#### Set problem
Transcribe the material below exactly as it appears.
==*==
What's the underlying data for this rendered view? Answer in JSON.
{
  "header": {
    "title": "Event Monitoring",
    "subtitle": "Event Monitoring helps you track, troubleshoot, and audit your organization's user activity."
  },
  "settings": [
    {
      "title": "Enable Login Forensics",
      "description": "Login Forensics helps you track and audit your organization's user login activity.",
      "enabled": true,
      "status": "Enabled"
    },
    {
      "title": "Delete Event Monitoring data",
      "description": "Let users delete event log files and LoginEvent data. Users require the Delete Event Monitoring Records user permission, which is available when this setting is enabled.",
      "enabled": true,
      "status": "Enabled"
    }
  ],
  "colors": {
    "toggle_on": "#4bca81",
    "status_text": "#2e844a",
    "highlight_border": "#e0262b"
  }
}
==*==
#### Full solution
What's the underlying data for this rendered view? Answer in JSON.
{
  "header": {
    "title": "Event Monitoring",
    "subtitle": "Event Monitoring helps you track, troubleshoot, and audit your organization's user activity."
  },
  "settings": [
    {
      "title": "Enable Login Forensics",
      "description": "Login Forensics helps you track and audit your organization's user login activity.",
      "enabled": true,
      "status": "Enabled"
    },
    {
      "title": "Delete Event Monitoring data",
      "description": "Let users delete event log files and LoginEvent data. Users require the Delete Event Monitoring Records user permission, which is available when this setting is enabled.",
      "enabled": true,
      "status": "Enabled"
    }
  ],
  "colors": {
    "toggle_on": "#4bca81",
    "status_text": "#2e844a",
    "highlight_border": "#e0262b"
  }
}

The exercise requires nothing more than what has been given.